» **Input material**:
* * * * * * *
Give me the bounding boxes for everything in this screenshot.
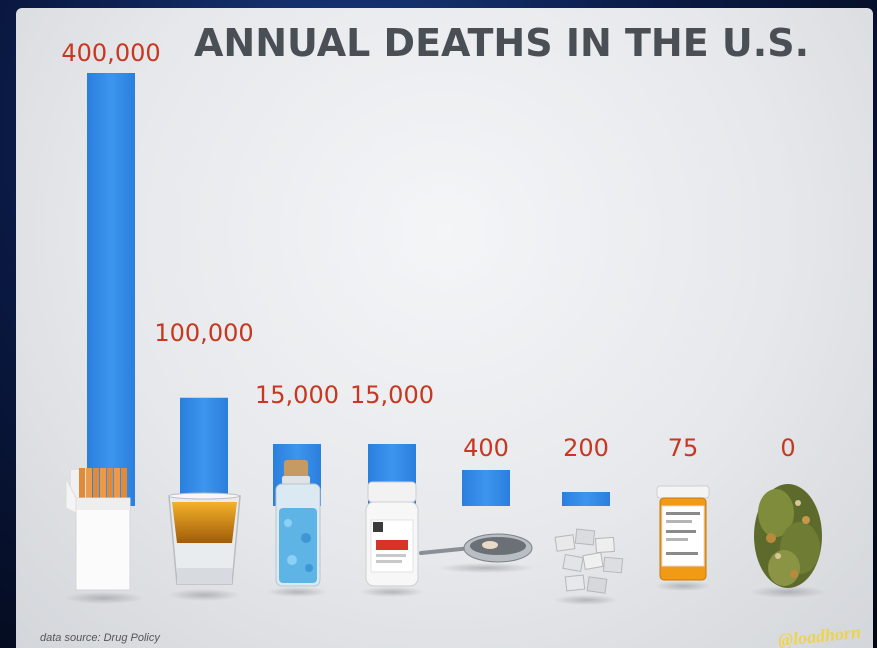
cigarette-pack-icon (65, 468, 131, 591)
data-source-note: data source: Drug Policy (40, 632, 160, 644)
value-label: 15,000 (350, 381, 434, 409)
bar-tobacco (87, 73, 135, 506)
value-label: 200 (563, 434, 609, 462)
chart-panel: ANNUAL DEATHS IN THE U.S. 400,000 100,000… (16, 8, 873, 648)
bars-group (87, 73, 707, 506)
value-labels-group: 400,000 100,000 15,000 15,000 400 200 75 0 (61, 39, 795, 462)
value-label: 100,000 (154, 319, 253, 347)
bar-chart: ANNUAL DEATHS IN THE U.S. 400,000 100,000… (61, 21, 826, 605)
bar-ecstasy (562, 492, 610, 506)
value-label: 400 (463, 434, 509, 462)
ecstasy-pills-icon (554, 528, 624, 594)
marijuana-bud-icon (754, 484, 822, 588)
value-label: 15,000 (255, 381, 339, 409)
value-label: 400,000 (61, 39, 160, 67)
bar-alcohol (180, 397, 228, 506)
drug-icons-group (64, 460, 826, 605)
shot-glass-icon (168, 492, 241, 585)
bar-heroin (462, 470, 510, 506)
meth-vial-icon (275, 460, 321, 587)
prescription-bottle-icon (656, 485, 710, 581)
value-label: 0 (780, 434, 795, 462)
pill-bottle-icon (365, 481, 419, 587)
value-label: 75 (668, 434, 699, 462)
chart-title: ANNUAL DEATHS IN THE U.S. (194, 21, 809, 65)
heroin-spoon-icon (419, 533, 533, 563)
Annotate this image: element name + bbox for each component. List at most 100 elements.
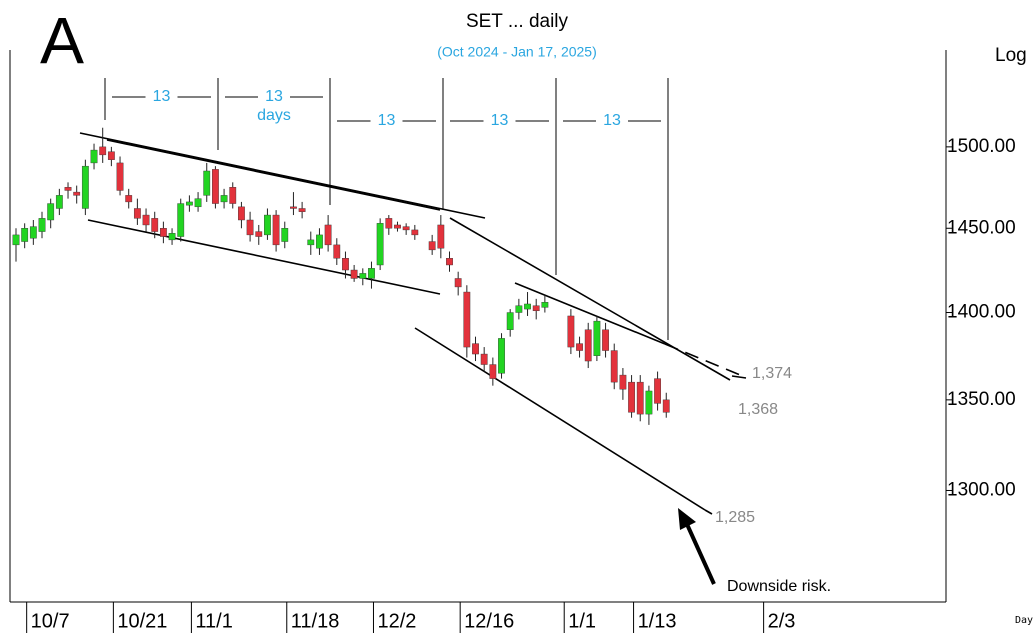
trend-line — [664, 343, 746, 378]
candle-body — [324, 224, 332, 246]
candle-body — [394, 224, 401, 229]
y-tick-label: 1350.00 — [947, 389, 1016, 410]
x-tick-label: 10/21 — [117, 610, 167, 632]
x-tick-label: 2/3 — [768, 610, 796, 632]
x-label: Day — [1015, 615, 1033, 626]
y-tick-label: 1450.00 — [947, 217, 1016, 238]
chart-subtitle: (Oct 2024 - Jan 17, 2025) — [437, 44, 597, 60]
candle-body — [55, 195, 63, 209]
candle-body — [255, 231, 263, 237]
candle-body — [584, 329, 592, 362]
candle-body — [47, 203, 55, 221]
y-tick-label: 1400.00 — [947, 302, 1016, 323]
candle-body — [576, 343, 583, 351]
candle-body — [654, 378, 661, 404]
trend-lines — [79, 132, 747, 585]
candle-body — [212, 169, 219, 204]
candle-body — [316, 234, 323, 249]
candle-body — [307, 239, 315, 246]
cycle-unit: days — [257, 107, 291, 124]
candle-body — [472, 343, 479, 355]
candle-body — [185, 201, 193, 206]
candle-body — [359, 273, 367, 279]
candle-body — [489, 364, 497, 379]
cycle-label: 13 — [153, 88, 171, 105]
x-tick-label: 1/13 — [638, 610, 677, 632]
candle-body — [246, 219, 254, 236]
x-tick-label: 12/2 — [377, 610, 416, 632]
y-tick-label: 1300.00 — [947, 479, 1016, 500]
candle-body — [125, 195, 133, 203]
x-tick-label: 11/1 — [195, 610, 232, 632]
candle-body — [567, 315, 575, 348]
candle-body — [220, 195, 228, 203]
trend-line — [79, 132, 486, 219]
candle-body — [524, 303, 531, 310]
candle-body — [116, 162, 124, 191]
candle-body — [298, 208, 306, 212]
y-tick-label: 1500.00 — [947, 136, 1016, 157]
candle-body — [12, 234, 20, 246]
candle-body — [446, 258, 453, 266]
candle-body — [428, 241, 436, 251]
candle-body — [602, 329, 609, 351]
cycle-label: 13 — [378, 112, 396, 129]
candle-body — [368, 268, 375, 279]
candle-body — [238, 206, 245, 221]
candle-body — [64, 187, 72, 191]
candle-body — [203, 170, 211, 196]
candle-body — [264, 214, 271, 236]
cycle-label: 13 — [491, 112, 509, 129]
candle-body — [610, 350, 618, 383]
candle-body — [532, 305, 540, 312]
candle-body — [177, 203, 185, 237]
arrow-head — [678, 508, 696, 530]
x-tick-label: 1/1 — [568, 610, 596, 632]
candle-body — [498, 338, 505, 374]
arrow — [684, 521, 716, 585]
candle-body — [21, 228, 29, 242]
trend-line — [87, 219, 441, 295]
candle-body — [290, 206, 297, 209]
annotation: 1,374 — [752, 365, 792, 382]
trend-line — [449, 217, 731, 381]
candle-body — [281, 228, 289, 242]
leader — [704, 509, 713, 515]
candle-body — [168, 233, 176, 241]
candle-body — [662, 399, 670, 413]
candle-body — [515, 305, 523, 313]
candle-body — [463, 291, 471, 348]
candle-body — [350, 269, 358, 279]
x-tick-label: 11/18 — [291, 610, 340, 632]
candle-body — [376, 223, 384, 266]
trend-line — [106, 139, 441, 211]
annotation: 1,368 — [738, 401, 778, 418]
candle-body — [81, 165, 89, 209]
candle-body — [107, 151, 115, 160]
candle-body — [90, 149, 98, 164]
candle-body — [402, 226, 410, 231]
candle-body — [38, 218, 46, 232]
candle-body — [229, 187, 237, 204]
annotation: Downside risk. — [727, 578, 831, 595]
candle-body — [99, 146, 107, 156]
candle-body — [272, 214, 280, 246]
annotation: 1,285 — [715, 509, 755, 526]
candle-body — [73, 191, 81, 196]
cycle-label: 13 — [603, 112, 621, 129]
candle-body — [619, 374, 627, 390]
leader — [731, 375, 747, 379]
candle-body — [480, 353, 488, 365]
candle-body — [159, 228, 167, 237]
candle-body — [29, 226, 37, 239]
chart-title: SET ... daily — [466, 11, 569, 32]
candle-body — [645, 390, 653, 415]
candle-body — [194, 198, 202, 208]
candle-body — [333, 244, 341, 259]
candle-body — [541, 302, 549, 308]
x-tick-label: 10/7 — [31, 610, 70, 632]
candle-body — [628, 381, 635, 413]
candle-body — [342, 258, 349, 271]
candle-body — [411, 229, 419, 236]
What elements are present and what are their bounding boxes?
* * * * * * *
» **Exercise objective**:
Copy every row above word for word, leaving out the pictures.

» **Exercise result**:
Give me the bounding boxes for everything in this screenshot.
cigarette-pack-icon (65, 468, 131, 591)
data-source-note: data source: Drug Policy (40, 632, 160, 644)
value-label: 15,000 (350, 381, 434, 409)
bar-tobacco (87, 73, 135, 506)
value-label: 200 (563, 434, 609, 462)
chart-panel: ANNUAL DEATHS IN THE U.S. 400,000 100,000… (16, 8, 873, 648)
bars-group (87, 73, 707, 506)
value-labels-group: 400,000 100,000 15,000 15,000 400 200 75 0 (61, 39, 795, 462)
value-label: 100,000 (154, 319, 253, 347)
bar-chart: ANNUAL DEATHS IN THE U.S. 400,000 100,000… (61, 21, 826, 605)
bar-ecstasy (562, 492, 610, 506)
value-label: 400 (463, 434, 509, 462)
ecstasy-pills-icon (554, 528, 624, 594)
marijuana-bud-icon (754, 484, 822, 588)
value-label: 15,000 (255, 381, 339, 409)
value-label: 400,000 (61, 39, 160, 67)
bar-alcohol (180, 397, 228, 506)
drug-icons-group (64, 460, 826, 605)
shot-glass-icon (168, 492, 241, 585)
bar-heroin (462, 470, 510, 506)
meth-vial-icon (275, 460, 321, 587)
prescription-bottle-icon (656, 485, 710, 581)
value-label: 0 (780, 434, 795, 462)
pill-bottle-icon (365, 481, 419, 587)
value-label: 75 (668, 434, 699, 462)
chart-title: ANNUAL DEATHS IN THE U.S. (194, 21, 809, 65)
heroin-spoon-icon (419, 533, 533, 563)
Annotate this image: element name + bbox for each component. List at most 100 elements.
trend-line — [664, 343, 746, 378]
candle-body — [324, 224, 332, 246]
candle-body — [394, 224, 401, 229]
y-tick-label: 1350.00 — [947, 389, 1016, 410]
x-tick-label: 10/21 — [117, 610, 167, 632]
x-tick-label: 2/3 — [768, 610, 796, 632]
x-label: Day — [1015, 615, 1033, 626]
y-tick-label: 1450.00 — [947, 217, 1016, 238]
chart-subtitle: (Oct 2024 - Jan 17, 2025) — [437, 44, 597, 60]
candle-body — [55, 195, 63, 209]
candle-body — [255, 231, 263, 237]
candle-body — [584, 329, 592, 362]
candle-body — [47, 203, 55, 221]
y-tick-label: 1400.00 — [947, 302, 1016, 323]
candle-body — [576, 343, 583, 351]
candle-body — [654, 378, 661, 404]
trend-lines — [79, 132, 747, 585]
candle-body — [212, 169, 219, 204]
candle-body — [316, 234, 323, 249]
candle-body — [307, 239, 315, 246]
cycle-unit: days — [257, 107, 291, 124]
candle-body — [472, 343, 479, 355]
candle-body — [185, 201, 193, 206]
candle-body — [359, 273, 367, 279]
candle-body — [489, 364, 497, 379]
cycle-label: 13 — [153, 88, 171, 105]
x-tick-label: 1/13 — [638, 610, 677, 632]
candle-body — [246, 219, 254, 236]
x-tick-label: 12/2 — [377, 610, 416, 632]
y-tick-label: 1300.00 — [947, 479, 1016, 500]
candle-body — [125, 195, 133, 203]
x-tick-label: 11/1 — [195, 610, 232, 632]
candle-body — [567, 315, 575, 348]
candle-body — [220, 195, 228, 203]
trend-line — [79, 132, 486, 219]
candle-body — [524, 303, 531, 310]
candle-body — [116, 162, 124, 191]
candle-body — [298, 208, 306, 212]
y-tick-label: 1500.00 — [947, 136, 1016, 157]
candle-body — [12, 234, 20, 246]
candle-body — [446, 258, 453, 266]
candle-body — [428, 241, 436, 251]
candle-body — [602, 329, 609, 351]
cycle-label: 13 — [378, 112, 396, 129]
candle-body — [368, 268, 375, 279]
candle-body — [238, 206, 245, 221]
candle-body — [64, 187, 72, 191]
candle-body — [203, 170, 211, 196]
candle-body — [264, 214, 271, 236]
cycle-label: 13 — [491, 112, 509, 129]
candle-body — [610, 350, 618, 383]
candle-body — [532, 305, 540, 312]
candle-body — [177, 203, 185, 237]
arrow-head — [678, 508, 696, 530]
x-tick-label: 1/1 — [568, 610, 596, 632]
candle-body — [498, 338, 505, 374]
arrow — [684, 521, 716, 585]
candle-body — [21, 228, 29, 242]
trend-line — [87, 219, 441, 295]
candle-body — [290, 206, 297, 209]
annotation: 1,374 — [752, 365, 792, 382]
trend-line — [449, 217, 731, 381]
candle-body — [281, 228, 289, 242]
leader — [704, 509, 713, 515]
candle-body — [168, 233, 176, 241]
candle-body — [662, 399, 670, 413]
candle-body — [515, 305, 523, 313]
candle-body — [463, 291, 471, 348]
candle-body — [350, 269, 358, 279]
x-tick-label: 11/18 — [291, 610, 340, 632]
candle-body — [376, 223, 384, 266]
trend-line — [106, 139, 441, 211]
annotation: 1,368 — [738, 401, 778, 418]
candle-body — [81, 165, 89, 209]
candle-body — [107, 151, 115, 160]
candle-body — [90, 149, 98, 164]
candle-body — [402, 226, 410, 231]
candle-body — [38, 218, 46, 232]
candle-body — [229, 187, 237, 204]
annotation: Downside risk. — [727, 578, 831, 595]
candle-body — [99, 146, 107, 156]
candle-body — [272, 214, 280, 246]
annotation: 1,285 — [715, 509, 755, 526]
candle-body — [73, 191, 81, 196]
cycle-label: 13 — [603, 112, 621, 129]
candle-body — [619, 374, 627, 390]
leader — [731, 375, 747, 379]
candle-body — [480, 353, 488, 365]
candle-body — [159, 228, 167, 237]
candle-body — [29, 226, 37, 239]
chart-title: SET ... daily — [466, 11, 569, 32]
candle-body — [645, 390, 653, 415]
candle-body — [194, 198, 202, 208]
candle-body — [333, 244, 341, 259]
candle-body — [541, 302, 549, 308]
x-tick-label: 10/7 — [31, 610, 70, 632]
candle-body — [628, 381, 635, 413]
candle-body — [342, 258, 349, 271]
candle-body — [411, 229, 419, 236]
What elements are present and what are their bounding boxes?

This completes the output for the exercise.